To be done: Reproduce the full listing below unchanged, apart from the pictures.

(Structured figure records)
"""

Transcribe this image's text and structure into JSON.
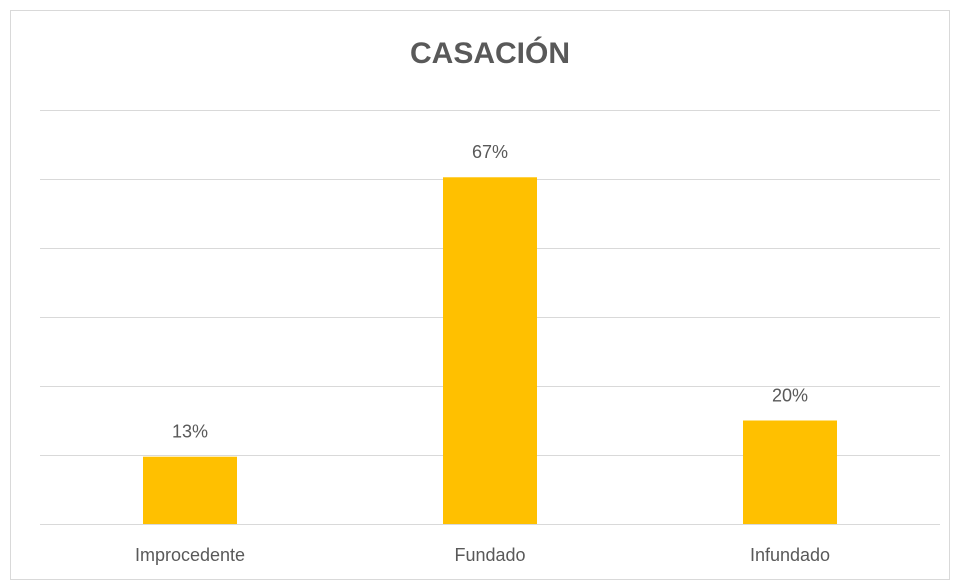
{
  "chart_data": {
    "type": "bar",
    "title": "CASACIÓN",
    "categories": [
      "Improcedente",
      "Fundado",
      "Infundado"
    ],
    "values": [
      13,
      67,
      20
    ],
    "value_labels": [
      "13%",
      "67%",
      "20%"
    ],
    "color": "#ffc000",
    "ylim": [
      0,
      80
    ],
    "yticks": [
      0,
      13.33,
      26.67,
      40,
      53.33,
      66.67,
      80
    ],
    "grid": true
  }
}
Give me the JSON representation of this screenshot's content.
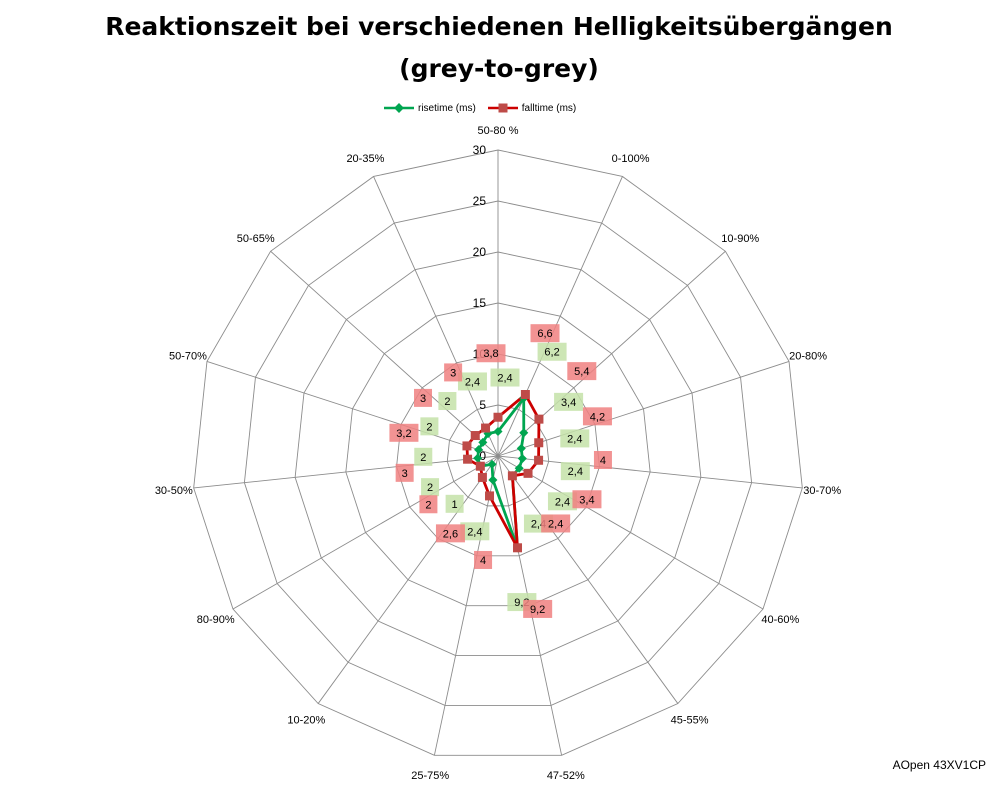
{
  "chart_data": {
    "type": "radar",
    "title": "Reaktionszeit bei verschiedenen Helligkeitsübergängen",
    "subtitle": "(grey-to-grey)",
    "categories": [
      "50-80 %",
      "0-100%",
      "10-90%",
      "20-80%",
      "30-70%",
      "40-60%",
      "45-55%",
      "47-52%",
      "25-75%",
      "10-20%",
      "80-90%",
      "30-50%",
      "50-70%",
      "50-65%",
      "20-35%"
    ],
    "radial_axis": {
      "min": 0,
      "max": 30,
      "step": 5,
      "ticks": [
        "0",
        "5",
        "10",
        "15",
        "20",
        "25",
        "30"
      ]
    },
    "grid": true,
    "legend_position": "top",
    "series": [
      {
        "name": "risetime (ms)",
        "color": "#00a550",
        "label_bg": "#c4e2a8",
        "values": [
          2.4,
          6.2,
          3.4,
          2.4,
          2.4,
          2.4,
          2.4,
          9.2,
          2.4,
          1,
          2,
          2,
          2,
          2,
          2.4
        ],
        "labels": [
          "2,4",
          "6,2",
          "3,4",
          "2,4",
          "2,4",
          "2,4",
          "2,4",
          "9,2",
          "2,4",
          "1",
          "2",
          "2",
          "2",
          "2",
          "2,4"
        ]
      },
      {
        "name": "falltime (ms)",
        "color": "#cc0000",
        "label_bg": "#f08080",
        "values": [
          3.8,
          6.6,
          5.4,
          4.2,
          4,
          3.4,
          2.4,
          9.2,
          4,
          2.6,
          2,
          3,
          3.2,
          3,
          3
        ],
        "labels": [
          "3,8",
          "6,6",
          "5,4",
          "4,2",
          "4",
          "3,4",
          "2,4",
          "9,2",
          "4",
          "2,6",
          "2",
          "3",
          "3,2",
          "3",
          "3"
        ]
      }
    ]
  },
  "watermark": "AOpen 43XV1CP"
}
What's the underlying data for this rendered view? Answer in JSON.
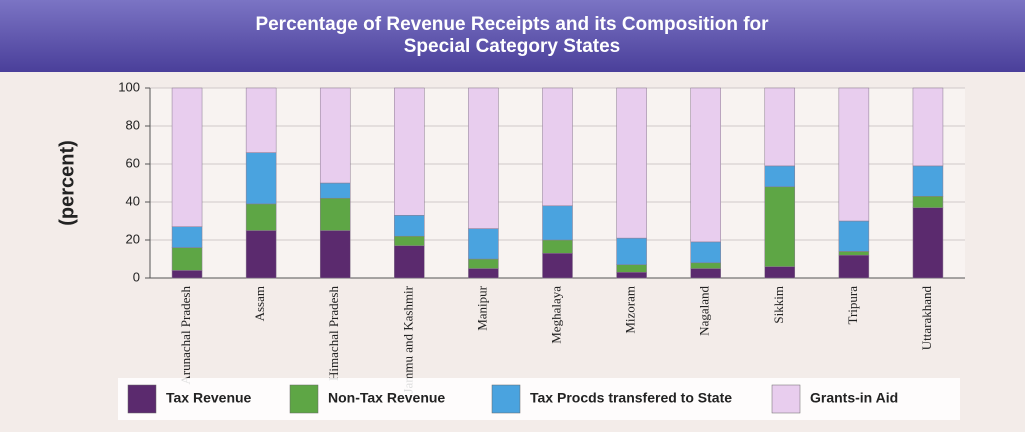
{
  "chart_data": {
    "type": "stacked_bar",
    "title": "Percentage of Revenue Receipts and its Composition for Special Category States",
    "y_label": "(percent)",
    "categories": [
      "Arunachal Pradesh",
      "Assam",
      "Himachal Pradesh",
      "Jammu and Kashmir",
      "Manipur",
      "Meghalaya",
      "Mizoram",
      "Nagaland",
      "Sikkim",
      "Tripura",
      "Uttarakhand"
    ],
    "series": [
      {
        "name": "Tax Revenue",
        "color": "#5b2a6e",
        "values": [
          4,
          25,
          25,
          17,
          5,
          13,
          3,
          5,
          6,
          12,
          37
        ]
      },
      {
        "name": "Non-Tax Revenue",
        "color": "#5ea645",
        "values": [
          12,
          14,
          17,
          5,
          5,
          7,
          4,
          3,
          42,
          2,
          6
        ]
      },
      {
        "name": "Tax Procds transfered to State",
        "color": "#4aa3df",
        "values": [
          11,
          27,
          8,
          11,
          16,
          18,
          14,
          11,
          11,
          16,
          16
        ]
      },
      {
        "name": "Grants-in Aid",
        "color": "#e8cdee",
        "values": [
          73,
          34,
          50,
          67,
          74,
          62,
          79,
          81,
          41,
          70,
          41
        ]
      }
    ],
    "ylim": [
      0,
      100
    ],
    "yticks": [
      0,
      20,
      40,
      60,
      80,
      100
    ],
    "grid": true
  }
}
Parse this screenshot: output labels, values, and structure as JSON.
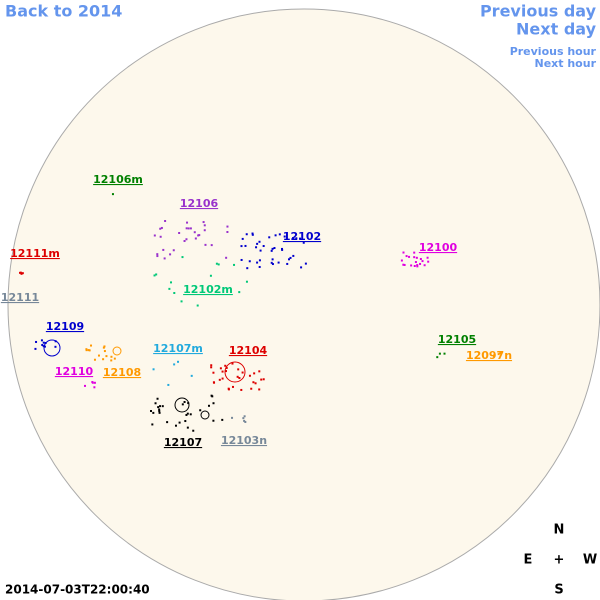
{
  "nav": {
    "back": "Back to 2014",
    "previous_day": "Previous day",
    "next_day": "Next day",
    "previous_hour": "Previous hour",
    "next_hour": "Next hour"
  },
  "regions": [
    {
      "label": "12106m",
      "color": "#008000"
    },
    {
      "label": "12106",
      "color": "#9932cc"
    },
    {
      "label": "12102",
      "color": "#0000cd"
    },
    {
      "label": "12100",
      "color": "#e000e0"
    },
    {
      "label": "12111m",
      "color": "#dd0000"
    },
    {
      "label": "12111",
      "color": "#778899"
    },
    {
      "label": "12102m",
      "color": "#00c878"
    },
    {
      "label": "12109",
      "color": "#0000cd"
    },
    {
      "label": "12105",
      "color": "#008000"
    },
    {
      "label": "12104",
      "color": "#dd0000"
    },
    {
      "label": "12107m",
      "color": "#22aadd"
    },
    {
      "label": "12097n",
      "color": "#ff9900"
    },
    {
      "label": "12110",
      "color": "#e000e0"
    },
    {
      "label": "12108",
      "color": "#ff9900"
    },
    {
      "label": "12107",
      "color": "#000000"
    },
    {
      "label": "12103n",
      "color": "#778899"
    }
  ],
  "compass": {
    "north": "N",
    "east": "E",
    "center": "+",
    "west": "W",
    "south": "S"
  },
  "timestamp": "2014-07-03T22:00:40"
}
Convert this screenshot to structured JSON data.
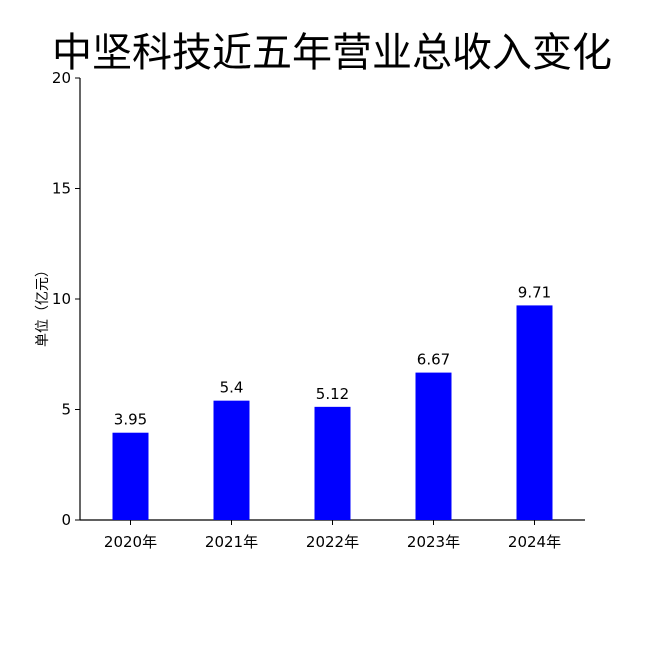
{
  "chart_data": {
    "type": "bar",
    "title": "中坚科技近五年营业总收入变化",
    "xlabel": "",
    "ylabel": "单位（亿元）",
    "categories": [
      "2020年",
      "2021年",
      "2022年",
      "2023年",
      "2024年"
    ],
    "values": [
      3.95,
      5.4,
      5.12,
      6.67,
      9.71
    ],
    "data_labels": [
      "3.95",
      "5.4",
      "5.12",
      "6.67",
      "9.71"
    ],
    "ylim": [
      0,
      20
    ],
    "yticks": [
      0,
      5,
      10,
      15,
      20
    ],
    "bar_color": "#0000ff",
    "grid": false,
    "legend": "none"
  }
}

"""

Final answer:
Transcribe this image's text and structure into JSON.
{
  "chart_data": {
    "type": "bar",
    "title": "CASACIÓN",
    "categories": [
      "Improcedente",
      "Fundado",
      "Infundado"
    ],
    "values": [
      13,
      67,
      20
    ],
    "value_labels": [
      "13%",
      "67%",
      "20%"
    ],
    "color": "#ffc000",
    "ylim": [
      0,
      80
    ],
    "yticks": [
      0,
      13.33,
      26.67,
      40,
      53.33,
      66.67,
      80
    ],
    "grid": true
  }
}
Give me the JSON representation of this screenshot's content.
{
  "chart_data": {
    "type": "radar",
    "title": "Reaktionszeit bei verschiedenen Helligkeitsübergängen",
    "subtitle": "(grey-to-grey)",
    "categories": [
      "50-80 %",
      "0-100%",
      "10-90%",
      "20-80%",
      "30-70%",
      "40-60%",
      "45-55%",
      "47-52%",
      "25-75%",
      "10-20%",
      "80-90%",
      "30-50%",
      "50-70%",
      "50-65%",
      "20-35%"
    ],
    "radial_axis": {
      "min": 0,
      "max": 30,
      "step": 5,
      "ticks": [
        "0",
        "5",
        "10",
        "15",
        "20",
        "25",
        "30"
      ]
    },
    "grid": true,
    "legend_position": "top",
    "series": [
      {
        "name": "risetime (ms)",
        "color": "#00a550",
        "label_bg": "#c4e2a8",
        "values": [
          2.4,
          6.2,
          3.4,
          2.4,
          2.4,
          2.4,
          2.4,
          9.2,
          2.4,
          1,
          2,
          2,
          2,
          2,
          2.4
        ],
        "labels": [
          "2,4",
          "6,2",
          "3,4",
          "2,4",
          "2,4",
          "2,4",
          "2,4",
          "9,2",
          "2,4",
          "1",
          "2",
          "2",
          "2",
          "2",
          "2,4"
        ]
      },
      {
        "name": "falltime (ms)",
        "color": "#cc0000",
        "label_bg": "#f08080",
        "values": [
          3.8,
          6.6,
          5.4,
          4.2,
          4,
          3.4,
          2.4,
          9.2,
          4,
          2.6,
          2,
          3,
          3.2,
          3,
          3
        ],
        "labels": [
          "3,8",
          "6,6",
          "5,4",
          "4,2",
          "4",
          "3,4",
          "2,4",
          "9,2",
          "4",
          "2,6",
          "2",
          "3",
          "3,2",
          "3",
          "3"
        ]
      }
    ]
  },
  "watermark": "AOpen 43XV1CP"
}
What's the underlying data for this rendered view? Answer in JSON.
{
  "chart_data": {
    "type": "stacked_bar",
    "title": "Percentage of Revenue Receipts and its Composition for Special Category States",
    "y_label": "(percent)",
    "categories": [
      "Arunachal Pradesh",
      "Assam",
      "Himachal Pradesh",
      "Jammu and Kashmir",
      "Manipur",
      "Meghalaya",
      "Mizoram",
      "Nagaland",
      "Sikkim",
      "Tripura",
      "Uttarakhand"
    ],
    "series": [
      {
        "name": "Tax Revenue",
        "color": "#5b2a6e",
        "values": [
          4,
          25,
          25,
          17,
          5,
          13,
          3,
          5,
          6,
          12,
          37
        ]
      },
      {
        "name": "Non-Tax Revenue",
        "color": "#5ea645",
        "values": [
          12,
          14,
          17,
          5,
          5,
          7,
          4,
          3,
          42,
          2,
          6
        ]
      },
      {
        "name": "Tax Procds transfered to State",
        "color": "#4aa3df",
        "values": [
          11,
          27,
          8,
          11,
          16,
          18,
          14,
          11,
          11,
          16,
          16
        ]
      },
      {
        "name": "Grants-in Aid",
        "color": "#e8cdee",
        "values": [
          73,
          34,
          50,
          67,
          74,
          62,
          79,
          81,
          41,
          70,
          41
        ]
      }
    ],
    "ylim": [
      0,
      100
    ],
    "yticks": [
      0,
      20,
      40,
      60,
      80,
      100
    ],
    "grid": true
  }
}
Parse this screenshot: output labels, values, and structure as JSON.
{
  "nav": {
    "back": "Back to 2014",
    "previous_day": "Previous day",
    "next_day": "Next day",
    "previous_hour": "Previous hour",
    "next_hour": "Next hour"
  },
  "regions": [
    {
      "label": "12106m",
      "color": "#008000"
    },
    {
      "label": "12106",
      "color": "#9932cc"
    },
    {
      "label": "12102",
      "color": "#0000cd"
    },
    {
      "label": "12100",
      "color": "#e000e0"
    },
    {
      "label": "12111m",
      "color": "#dd0000"
    },
    {
      "label": "12111",
      "color": "#778899"
    },
    {
      "label": "12102m",
      "color": "#00c878"
    },
    {
      "label": "12109",
      "color": "#0000cd"
    },
    {
      "label": "12105",
      "color": "#008000"
    },
    {
      "label": "12104",
      "color": "#dd0000"
    },
    {
      "label": "12107m",
      "color": "#22aadd"
    },
    {
      "label": "12097n",
      "color": "#ff9900"
    },
    {
      "label": "12110",
      "color": "#e000e0"
    },
    {
      "label": "12108",
      "color": "#ff9900"
    },
    {
      "label": "12107",
      "color": "#000000"
    },
    {
      "label": "12103n",
      "color": "#778899"
    }
  ],
  "compass": {
    "north": "N",
    "east": "E",
    "center": "+",
    "west": "W",
    "south": "S"
  },
  "timestamp": "2014-07-03T22:00:40"
}
Convert this screenshot to structured JSON data.
{
  "chart_data": {
    "type": "bar",
    "title": "中坚科技近五年营业总收入变化",
    "xlabel": "",
    "ylabel": "单位（亿元）",
    "categories": [
      "2020年",
      "2021年",
      "2022年",
      "2023年",
      "2024年"
    ],
    "values": [
      3.95,
      5.4,
      5.12,
      6.67,
      9.71
    ],
    "data_labels": [
      "3.95",
      "5.4",
      "5.12",
      "6.67",
      "9.71"
    ],
    "ylim": [
      0,
      20
    ],
    "yticks": [
      0,
      5,
      10,
      15,
      20
    ],
    "bar_color": "#0000ff",
    "grid": false,
    "legend": "none"
  }
}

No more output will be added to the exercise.